- [WHAT YOU SHOULD DO]: Transcribe the listing word for word.

- [ENTRIES SUPPLIED]:
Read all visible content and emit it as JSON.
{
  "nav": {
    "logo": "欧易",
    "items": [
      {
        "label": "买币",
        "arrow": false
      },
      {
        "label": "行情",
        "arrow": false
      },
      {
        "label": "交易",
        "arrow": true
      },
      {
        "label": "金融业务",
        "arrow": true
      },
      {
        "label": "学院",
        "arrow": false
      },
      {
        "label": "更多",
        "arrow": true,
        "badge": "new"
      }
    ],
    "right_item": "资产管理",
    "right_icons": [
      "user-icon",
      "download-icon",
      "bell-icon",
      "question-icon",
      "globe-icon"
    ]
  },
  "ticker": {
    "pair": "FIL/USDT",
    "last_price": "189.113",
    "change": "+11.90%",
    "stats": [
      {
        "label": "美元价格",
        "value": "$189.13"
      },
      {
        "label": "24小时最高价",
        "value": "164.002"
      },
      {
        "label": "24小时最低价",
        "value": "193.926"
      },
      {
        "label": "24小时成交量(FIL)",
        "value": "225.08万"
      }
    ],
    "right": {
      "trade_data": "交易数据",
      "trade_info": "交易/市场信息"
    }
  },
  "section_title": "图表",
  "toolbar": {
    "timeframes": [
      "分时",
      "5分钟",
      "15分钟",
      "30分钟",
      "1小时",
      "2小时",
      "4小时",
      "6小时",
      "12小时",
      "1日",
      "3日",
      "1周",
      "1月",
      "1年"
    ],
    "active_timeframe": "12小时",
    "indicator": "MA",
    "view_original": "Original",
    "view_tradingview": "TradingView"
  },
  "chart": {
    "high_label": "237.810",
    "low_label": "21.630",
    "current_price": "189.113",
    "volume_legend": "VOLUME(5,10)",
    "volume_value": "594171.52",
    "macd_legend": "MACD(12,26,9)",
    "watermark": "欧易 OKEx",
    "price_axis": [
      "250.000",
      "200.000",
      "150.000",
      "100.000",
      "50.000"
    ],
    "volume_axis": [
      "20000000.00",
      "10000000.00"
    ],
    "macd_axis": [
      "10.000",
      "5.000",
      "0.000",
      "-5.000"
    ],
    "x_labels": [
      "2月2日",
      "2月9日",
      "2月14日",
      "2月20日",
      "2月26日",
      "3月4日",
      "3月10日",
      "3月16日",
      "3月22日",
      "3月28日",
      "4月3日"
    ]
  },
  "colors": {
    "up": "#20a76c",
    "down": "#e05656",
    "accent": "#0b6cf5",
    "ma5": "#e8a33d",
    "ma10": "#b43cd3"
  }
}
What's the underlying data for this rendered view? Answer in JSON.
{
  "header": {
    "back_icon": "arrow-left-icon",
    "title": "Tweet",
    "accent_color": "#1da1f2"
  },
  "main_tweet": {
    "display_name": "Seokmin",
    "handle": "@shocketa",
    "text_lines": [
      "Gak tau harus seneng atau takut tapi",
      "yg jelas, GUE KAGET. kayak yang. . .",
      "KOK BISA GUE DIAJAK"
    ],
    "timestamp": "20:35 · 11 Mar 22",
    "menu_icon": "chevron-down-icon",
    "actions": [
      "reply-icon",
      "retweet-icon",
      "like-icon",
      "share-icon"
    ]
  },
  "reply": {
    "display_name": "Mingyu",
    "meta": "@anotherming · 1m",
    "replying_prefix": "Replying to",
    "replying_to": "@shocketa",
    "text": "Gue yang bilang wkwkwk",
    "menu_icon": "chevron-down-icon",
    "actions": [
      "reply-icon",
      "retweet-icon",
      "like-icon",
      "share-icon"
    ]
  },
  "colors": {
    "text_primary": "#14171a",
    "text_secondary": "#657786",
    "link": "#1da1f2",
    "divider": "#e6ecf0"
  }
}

- [RESPONSE TO THE EXERCISE]:
Read all visible content and emit it as JSON.
{
  "nav": {
    "logo": "欧易",
    "items": [
      {
        "label": "买币",
        "arrow": false
      },
      {
        "label": "行情",
        "arrow": false
      },
      {
        "label": "交易",
        "arrow": true
      },
      {
        "label": "金融业务",
        "arrow": true
      },
      {
        "label": "学院",
        "arrow": false
      },
      {
        "label": "更多",
        "arrow": true,
        "badge": "new"
      }
    ],
    "right_item": "资产管理",
    "right_icons": [
      "user-icon",
      "download-icon",
      "bell-icon",
      "question-icon",
      "globe-icon"
    ]
  },
  "ticker": {
    "pair": "FIL/USDT",
    "last_price": "189.113",
    "change": "+11.90%",
    "stats": [
      {
        "label": "美元价格",
        "value": "$189.13"
      },
      {
        "label": "24小时最高价",
        "value": "164.002"
      },
      {
        "label": "24小时最低价",
        "value": "193.926"
      },
      {
        "label": "24小时成交量(FIL)",
        "value": "225.08万"
      }
    ],
    "right": {
      "trade_data": "交易数据",
      "trade_info": "交易/市场信息"
    }
  },
  "section_title": "图表",
  "toolbar": {
    "timeframes": [
      "分时",
      "5分钟",
      "15分钟",
      "30分钟",
      "1小时",
      "2小时",
      "4小时",
      "6小时",
      "12小时",
      "1日",
      "3日",
      "1周",
      "1月",
      "1年"
    ],
    "active_timeframe": "12小时",
    "indicator": "MA",
    "view_original": "Original",
    "view_tradingview": "TradingView"
  },
  "chart": {
    "high_label": "237.810",
    "low_label": "21.630",
    "current_price": "189.113",
    "volume_legend": "VOLUME(5,10)",
    "volume_value": "594171.52",
    "macd_legend": "MACD(12,26,9)",
    "watermark": "欧易 OKEx",
    "price_axis": [
      "250.000",
      "200.000",
      "150.000",
      "100.000",
      "50.000"
    ],
    "volume_axis": [
      "20000000.00",
      "10000000.00"
    ],
    "macd_axis": [
      "10.000",
      "5.000",
      "0.000",
      "-5.000"
    ],
    "x_labels": [
      "2月2日",
      "2月9日",
      "2月14日",
      "2月20日",
      "2月26日",
      "3月4日",
      "3月10日",
      "3月16日",
      "3月22日",
      "3月28日",
      "4月3日"
    ]
  },
  "colors": {
    "up": "#20a76c",
    "down": "#e05656",
    "accent": "#0b6cf5",
    "ma5": "#e8a33d",
    "ma10": "#b43cd3"
  }
}
What's the underlying data for this rendered view? Answer in JSON.
{
  "header": {
    "back_icon": "arrow-left-icon",
    "title": "Tweet",
    "accent_color": "#1da1f2"
  },
  "main_tweet": {
    "display_name": "Seokmin",
    "handle": "@shocketa",
    "text_lines": [
      "Gak tau harus seneng atau takut tapi",
      "yg jelas, GUE KAGET. kayak yang. . .",
      "KOK BISA GUE DIAJAK"
    ],
    "timestamp": "20:35 · 11 Mar 22",
    "menu_icon": "chevron-down-icon",
    "actions": [
      "reply-icon",
      "retweet-icon",
      "like-icon",
      "share-icon"
    ]
  },
  "reply": {
    "display_name": "Mingyu",
    "meta": "@anotherming · 1m",
    "replying_prefix": "Replying to",
    "replying_to": "@shocketa",
    "text": "Gue yang bilang wkwkwk",
    "menu_icon": "chevron-down-icon",
    "actions": [
      "reply-icon",
      "retweet-icon",
      "like-icon",
      "share-icon"
    ]
  },
  "colors": {
    "text_primary": "#14171a",
    "text_secondary": "#657786",
    "link": "#1da1f2",
    "divider": "#e6ecf0"
  }
}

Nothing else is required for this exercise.